**Exercise details**
Set the following entries down again exactly, line by line.

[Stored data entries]

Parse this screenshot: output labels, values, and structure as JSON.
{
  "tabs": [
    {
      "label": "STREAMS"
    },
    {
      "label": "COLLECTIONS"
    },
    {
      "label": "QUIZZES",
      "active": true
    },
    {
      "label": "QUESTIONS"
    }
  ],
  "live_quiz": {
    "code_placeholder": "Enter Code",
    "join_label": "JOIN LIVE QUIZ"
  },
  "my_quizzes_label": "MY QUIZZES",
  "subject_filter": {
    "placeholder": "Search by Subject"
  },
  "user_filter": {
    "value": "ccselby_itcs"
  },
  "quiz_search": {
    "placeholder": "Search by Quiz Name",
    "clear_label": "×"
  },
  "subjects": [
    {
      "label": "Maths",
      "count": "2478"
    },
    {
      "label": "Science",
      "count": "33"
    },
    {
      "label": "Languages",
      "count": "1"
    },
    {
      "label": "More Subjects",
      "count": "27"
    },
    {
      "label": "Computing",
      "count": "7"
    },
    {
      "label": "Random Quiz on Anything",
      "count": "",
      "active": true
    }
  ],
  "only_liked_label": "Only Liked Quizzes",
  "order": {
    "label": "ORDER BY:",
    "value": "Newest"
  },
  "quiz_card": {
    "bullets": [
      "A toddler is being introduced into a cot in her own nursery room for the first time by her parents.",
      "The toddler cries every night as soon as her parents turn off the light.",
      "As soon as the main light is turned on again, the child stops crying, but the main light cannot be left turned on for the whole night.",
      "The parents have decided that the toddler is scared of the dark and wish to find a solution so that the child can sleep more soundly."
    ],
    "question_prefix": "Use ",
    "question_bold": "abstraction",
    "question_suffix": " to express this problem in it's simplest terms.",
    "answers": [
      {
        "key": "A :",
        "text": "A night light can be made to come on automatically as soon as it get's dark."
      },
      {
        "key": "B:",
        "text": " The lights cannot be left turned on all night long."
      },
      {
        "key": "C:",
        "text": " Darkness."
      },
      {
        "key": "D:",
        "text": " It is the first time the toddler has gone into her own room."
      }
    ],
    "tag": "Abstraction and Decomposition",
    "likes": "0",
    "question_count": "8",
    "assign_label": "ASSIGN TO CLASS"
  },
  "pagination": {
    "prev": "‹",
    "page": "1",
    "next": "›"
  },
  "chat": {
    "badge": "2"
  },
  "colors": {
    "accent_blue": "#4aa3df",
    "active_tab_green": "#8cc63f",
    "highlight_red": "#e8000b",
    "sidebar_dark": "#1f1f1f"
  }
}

**Solution for this exercise**
Parse this screenshot: output labels, values, and structure as JSON.
{
  "tabs": [
    {
      "label": "STREAMS"
    },
    {
      "label": "COLLECTIONS"
    },
    {
      "label": "QUIZZES",
      "active": true
    },
    {
      "label": "QUESTIONS"
    }
  ],
  "live_quiz": {
    "code_placeholder": "Enter Code",
    "join_label": "JOIN LIVE QUIZ"
  },
  "my_quizzes_label": "MY QUIZZES",
  "subject_filter": {
    "placeholder": "Search by Subject"
  },
  "user_filter": {
    "value": "ccselby_itcs"
  },
  "quiz_search": {
    "placeholder": "Search by Quiz Name",
    "clear_label": "×"
  },
  "subjects": [
    {
      "label": "Maths",
      "count": "2478"
    },
    {
      "label": "Science",
      "count": "33"
    },
    {
      "label": "Languages",
      "count": "1"
    },
    {
      "label": "More Subjects",
      "count": "27"
    },
    {
      "label": "Computing",
      "count": "7"
    },
    {
      "label": "Random Quiz on Anything",
      "count": "",
      "active": true
    }
  ],
  "only_liked_label": "Only Liked Quizzes",
  "order": {
    "label": "ORDER BY:",
    "value": "Newest"
  },
  "quiz_card": {
    "bullets": [
      "A toddler is being introduced into a cot in her own nursery room for the first time by her parents.",
      "The toddler cries every night as soon as her parents turn off the light.",
      "As soon as the main light is turned on again, the child stops crying, but the main light cannot be left turned on for the whole night.",
      "The parents have decided that the toddler is scared of the dark and wish to find a solution so that the child can sleep more soundly."
    ],
    "question_prefix": "Use ",
    "question_bold": "abstraction",
    "question_suffix": " to express this problem in it's simplest terms.",
    "answers": [
      {
        "key": "A :",
        "text": "A night light can be made to come on automatically as soon as it get's dark."
      },
      {
        "key": "B:",
        "text": " The lights cannot be left turned on all night long."
      },
      {
        "key": "C:",
        "text": " Darkness."
      },
      {
        "key": "D:",
        "text": " It is the first time the toddler has gone into her own room."
      }
    ],
    "tag": "Abstraction and Decomposition",
    "likes": "0",
    "question_count": "8",
    "assign_label": "ASSIGN TO CLASS"
  },
  "pagination": {
    "prev": "‹",
    "page": "1",
    "next": "›"
  },
  "chat": {
    "badge": "2"
  },
  "colors": {
    "accent_blue": "#4aa3df",
    "active_tab_green": "#8cc63f",
    "highlight_red": "#e8000b",
    "sidebar_dark": "#1f1f1f"
  }
}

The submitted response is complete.